[Dataset excerpt]
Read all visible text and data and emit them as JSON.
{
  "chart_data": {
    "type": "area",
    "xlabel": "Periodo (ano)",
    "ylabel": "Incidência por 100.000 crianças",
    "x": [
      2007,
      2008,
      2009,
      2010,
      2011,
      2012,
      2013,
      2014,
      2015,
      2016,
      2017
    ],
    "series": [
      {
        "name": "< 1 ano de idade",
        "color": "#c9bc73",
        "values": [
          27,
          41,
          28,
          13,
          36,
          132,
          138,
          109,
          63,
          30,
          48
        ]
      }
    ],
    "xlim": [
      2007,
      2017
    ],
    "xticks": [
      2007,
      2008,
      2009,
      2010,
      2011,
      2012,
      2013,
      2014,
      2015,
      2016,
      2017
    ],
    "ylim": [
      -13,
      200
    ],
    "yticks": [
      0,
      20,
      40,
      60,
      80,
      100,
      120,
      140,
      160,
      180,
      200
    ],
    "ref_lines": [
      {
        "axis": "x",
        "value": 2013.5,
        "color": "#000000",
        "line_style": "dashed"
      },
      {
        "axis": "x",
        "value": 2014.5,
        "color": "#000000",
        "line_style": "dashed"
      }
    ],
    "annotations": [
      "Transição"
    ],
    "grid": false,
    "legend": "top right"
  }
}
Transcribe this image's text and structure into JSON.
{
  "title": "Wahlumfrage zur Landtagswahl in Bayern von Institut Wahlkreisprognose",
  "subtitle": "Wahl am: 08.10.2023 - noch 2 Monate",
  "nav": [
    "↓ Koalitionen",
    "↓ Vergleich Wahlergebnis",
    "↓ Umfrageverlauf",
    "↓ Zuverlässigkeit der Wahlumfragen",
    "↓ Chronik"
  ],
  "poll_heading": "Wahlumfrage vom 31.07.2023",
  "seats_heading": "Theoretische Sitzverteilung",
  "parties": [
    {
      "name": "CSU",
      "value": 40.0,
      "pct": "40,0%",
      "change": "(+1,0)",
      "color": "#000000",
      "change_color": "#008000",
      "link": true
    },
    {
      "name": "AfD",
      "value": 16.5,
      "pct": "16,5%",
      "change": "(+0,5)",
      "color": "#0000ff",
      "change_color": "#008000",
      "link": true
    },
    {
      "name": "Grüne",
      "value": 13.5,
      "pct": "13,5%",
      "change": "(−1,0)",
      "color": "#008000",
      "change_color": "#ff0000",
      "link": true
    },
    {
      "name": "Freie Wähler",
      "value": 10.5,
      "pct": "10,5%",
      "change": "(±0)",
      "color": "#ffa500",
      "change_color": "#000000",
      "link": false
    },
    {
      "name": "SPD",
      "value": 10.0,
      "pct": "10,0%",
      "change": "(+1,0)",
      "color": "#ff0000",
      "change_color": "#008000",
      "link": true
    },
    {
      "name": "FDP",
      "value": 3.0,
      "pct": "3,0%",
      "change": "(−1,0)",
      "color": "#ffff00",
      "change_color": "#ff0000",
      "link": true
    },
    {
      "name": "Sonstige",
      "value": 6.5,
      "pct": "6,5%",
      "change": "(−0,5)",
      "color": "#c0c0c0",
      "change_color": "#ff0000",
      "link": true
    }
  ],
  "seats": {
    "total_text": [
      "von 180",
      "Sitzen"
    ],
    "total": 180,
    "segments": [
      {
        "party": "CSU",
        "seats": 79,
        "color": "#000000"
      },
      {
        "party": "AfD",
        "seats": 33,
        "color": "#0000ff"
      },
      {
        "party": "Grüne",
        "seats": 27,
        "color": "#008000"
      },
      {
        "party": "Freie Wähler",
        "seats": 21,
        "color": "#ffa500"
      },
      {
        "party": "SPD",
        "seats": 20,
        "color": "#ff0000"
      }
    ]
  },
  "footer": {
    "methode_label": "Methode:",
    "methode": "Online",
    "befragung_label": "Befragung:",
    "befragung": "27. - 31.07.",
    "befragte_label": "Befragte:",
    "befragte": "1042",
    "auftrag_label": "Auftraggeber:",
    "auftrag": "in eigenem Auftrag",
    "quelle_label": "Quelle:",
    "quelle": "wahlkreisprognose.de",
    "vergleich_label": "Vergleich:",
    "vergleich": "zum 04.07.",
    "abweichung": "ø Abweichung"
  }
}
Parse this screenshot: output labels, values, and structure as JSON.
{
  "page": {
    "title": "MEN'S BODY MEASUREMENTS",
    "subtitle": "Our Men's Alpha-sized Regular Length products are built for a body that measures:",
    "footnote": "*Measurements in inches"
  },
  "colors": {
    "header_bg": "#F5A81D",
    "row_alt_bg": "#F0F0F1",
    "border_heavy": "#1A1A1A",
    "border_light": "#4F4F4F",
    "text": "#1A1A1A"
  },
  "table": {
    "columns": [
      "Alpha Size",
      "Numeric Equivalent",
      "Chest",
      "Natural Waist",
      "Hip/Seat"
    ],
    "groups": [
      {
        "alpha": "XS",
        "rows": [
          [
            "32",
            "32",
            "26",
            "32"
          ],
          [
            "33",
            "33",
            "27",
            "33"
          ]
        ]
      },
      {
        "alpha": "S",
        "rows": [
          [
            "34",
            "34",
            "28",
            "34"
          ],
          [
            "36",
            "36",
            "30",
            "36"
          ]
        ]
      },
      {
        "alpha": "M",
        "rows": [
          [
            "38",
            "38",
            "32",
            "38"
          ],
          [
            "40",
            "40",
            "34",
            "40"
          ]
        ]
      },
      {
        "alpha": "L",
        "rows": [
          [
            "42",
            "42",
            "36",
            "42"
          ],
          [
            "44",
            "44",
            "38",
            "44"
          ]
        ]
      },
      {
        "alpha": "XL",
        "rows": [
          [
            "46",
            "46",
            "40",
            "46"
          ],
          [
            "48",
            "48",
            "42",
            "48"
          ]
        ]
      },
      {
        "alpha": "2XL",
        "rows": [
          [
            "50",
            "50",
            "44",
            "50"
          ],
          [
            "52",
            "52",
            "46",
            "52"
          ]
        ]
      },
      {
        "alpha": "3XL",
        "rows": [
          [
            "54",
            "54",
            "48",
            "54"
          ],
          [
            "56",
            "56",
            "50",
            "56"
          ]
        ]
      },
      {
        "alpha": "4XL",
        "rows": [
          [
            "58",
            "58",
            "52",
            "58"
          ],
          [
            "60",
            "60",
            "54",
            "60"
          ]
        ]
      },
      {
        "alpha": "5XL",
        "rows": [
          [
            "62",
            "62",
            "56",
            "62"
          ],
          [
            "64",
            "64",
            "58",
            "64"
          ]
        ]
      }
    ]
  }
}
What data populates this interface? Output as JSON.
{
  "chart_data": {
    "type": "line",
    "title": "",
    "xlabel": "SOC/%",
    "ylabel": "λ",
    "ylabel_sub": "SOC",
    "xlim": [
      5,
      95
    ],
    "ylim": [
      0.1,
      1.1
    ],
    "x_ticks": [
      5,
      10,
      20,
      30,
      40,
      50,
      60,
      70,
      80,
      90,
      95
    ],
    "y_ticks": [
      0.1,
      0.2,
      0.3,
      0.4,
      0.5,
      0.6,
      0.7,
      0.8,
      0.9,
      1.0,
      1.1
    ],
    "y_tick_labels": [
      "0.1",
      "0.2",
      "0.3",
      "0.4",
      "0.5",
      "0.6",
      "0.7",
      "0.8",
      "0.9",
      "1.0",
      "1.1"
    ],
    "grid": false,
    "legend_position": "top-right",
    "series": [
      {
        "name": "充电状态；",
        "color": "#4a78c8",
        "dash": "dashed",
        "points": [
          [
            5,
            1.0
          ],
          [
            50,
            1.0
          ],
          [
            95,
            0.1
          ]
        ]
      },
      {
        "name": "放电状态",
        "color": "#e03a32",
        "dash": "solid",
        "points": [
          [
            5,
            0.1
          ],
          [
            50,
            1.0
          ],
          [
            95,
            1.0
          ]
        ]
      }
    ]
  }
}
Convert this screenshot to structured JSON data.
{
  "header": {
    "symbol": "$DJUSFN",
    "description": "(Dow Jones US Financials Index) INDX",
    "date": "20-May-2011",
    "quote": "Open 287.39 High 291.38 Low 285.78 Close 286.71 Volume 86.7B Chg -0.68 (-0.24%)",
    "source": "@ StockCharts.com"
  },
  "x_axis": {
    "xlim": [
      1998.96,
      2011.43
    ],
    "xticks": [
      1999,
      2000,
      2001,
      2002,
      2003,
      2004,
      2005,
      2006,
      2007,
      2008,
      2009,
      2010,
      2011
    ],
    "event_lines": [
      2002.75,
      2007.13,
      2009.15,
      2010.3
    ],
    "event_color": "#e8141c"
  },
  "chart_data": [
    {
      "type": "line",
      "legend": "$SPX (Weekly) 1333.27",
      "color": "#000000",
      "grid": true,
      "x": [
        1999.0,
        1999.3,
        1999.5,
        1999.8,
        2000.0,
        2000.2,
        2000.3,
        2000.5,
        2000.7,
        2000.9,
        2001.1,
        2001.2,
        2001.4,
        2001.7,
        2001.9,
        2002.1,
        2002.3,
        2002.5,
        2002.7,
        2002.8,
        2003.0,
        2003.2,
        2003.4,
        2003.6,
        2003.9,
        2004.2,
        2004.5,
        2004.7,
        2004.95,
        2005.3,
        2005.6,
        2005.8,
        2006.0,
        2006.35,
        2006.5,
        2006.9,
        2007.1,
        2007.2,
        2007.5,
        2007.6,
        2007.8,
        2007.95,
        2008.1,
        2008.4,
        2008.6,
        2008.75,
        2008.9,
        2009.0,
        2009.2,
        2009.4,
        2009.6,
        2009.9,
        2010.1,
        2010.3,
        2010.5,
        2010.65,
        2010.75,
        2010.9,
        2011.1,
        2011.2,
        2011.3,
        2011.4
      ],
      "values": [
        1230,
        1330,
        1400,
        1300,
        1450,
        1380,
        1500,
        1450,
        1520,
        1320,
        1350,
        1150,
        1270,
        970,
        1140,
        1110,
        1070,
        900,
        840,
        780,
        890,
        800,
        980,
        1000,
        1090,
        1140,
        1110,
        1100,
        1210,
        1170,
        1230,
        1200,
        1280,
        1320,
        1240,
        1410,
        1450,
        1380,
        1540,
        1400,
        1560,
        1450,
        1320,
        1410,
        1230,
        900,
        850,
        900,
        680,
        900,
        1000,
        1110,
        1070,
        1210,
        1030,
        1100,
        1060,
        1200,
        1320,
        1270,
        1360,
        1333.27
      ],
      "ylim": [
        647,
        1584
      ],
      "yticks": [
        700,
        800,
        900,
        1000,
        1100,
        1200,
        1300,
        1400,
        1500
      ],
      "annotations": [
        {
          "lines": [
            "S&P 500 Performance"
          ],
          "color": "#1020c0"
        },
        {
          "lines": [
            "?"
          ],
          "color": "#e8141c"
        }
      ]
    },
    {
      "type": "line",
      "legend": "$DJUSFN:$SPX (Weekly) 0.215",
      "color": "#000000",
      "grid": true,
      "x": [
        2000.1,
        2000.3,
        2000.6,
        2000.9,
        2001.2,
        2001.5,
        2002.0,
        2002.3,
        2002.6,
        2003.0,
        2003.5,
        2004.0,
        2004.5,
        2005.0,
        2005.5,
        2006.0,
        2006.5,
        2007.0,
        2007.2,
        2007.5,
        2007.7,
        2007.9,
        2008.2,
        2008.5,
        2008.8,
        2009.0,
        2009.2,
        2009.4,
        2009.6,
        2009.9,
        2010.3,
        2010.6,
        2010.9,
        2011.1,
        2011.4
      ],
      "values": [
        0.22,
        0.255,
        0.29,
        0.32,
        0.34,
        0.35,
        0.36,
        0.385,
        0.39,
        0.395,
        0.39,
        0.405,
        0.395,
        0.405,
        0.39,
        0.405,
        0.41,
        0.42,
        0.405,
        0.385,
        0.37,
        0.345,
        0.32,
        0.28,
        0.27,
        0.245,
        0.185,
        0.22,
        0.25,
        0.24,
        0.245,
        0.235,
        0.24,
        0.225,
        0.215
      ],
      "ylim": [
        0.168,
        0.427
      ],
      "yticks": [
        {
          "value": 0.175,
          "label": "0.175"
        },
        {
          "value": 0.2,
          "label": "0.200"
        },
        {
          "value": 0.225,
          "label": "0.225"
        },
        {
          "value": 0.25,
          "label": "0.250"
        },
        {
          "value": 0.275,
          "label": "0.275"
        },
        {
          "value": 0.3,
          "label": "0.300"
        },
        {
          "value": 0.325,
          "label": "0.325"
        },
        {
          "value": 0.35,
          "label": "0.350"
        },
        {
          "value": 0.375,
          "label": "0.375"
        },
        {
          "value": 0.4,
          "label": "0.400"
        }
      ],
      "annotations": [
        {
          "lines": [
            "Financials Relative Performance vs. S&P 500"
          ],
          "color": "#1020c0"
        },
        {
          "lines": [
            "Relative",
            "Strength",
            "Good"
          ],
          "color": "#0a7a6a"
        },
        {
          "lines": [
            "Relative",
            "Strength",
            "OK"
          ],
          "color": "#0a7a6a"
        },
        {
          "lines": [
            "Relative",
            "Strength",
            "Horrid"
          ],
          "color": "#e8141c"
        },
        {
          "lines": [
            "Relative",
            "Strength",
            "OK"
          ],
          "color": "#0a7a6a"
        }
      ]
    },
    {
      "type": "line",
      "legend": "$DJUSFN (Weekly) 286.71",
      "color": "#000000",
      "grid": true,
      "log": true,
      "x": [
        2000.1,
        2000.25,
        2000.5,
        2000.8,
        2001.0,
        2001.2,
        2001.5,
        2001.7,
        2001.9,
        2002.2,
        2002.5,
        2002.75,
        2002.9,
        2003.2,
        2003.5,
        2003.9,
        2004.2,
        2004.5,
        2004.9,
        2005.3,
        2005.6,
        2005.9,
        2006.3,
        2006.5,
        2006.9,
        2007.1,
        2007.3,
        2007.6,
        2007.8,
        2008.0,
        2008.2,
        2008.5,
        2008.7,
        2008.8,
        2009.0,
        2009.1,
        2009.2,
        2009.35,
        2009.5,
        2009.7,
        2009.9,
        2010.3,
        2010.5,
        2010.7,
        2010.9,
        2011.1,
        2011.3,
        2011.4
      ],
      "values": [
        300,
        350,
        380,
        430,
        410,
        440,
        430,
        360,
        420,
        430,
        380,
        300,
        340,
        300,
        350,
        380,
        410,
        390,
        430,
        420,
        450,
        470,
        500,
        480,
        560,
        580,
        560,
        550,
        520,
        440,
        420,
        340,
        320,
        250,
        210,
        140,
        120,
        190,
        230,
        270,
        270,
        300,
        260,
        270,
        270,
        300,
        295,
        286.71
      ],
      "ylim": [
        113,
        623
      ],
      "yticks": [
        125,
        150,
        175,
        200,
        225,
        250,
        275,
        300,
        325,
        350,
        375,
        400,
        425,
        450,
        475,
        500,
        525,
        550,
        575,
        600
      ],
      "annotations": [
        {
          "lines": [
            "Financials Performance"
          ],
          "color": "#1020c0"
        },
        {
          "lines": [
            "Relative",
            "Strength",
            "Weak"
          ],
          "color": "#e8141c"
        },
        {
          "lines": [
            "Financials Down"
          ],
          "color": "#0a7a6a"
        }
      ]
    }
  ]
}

# TASK PROMPT
How many lines of the listing include the string "Financials"? Answer with the number alone.

# ANSWER
4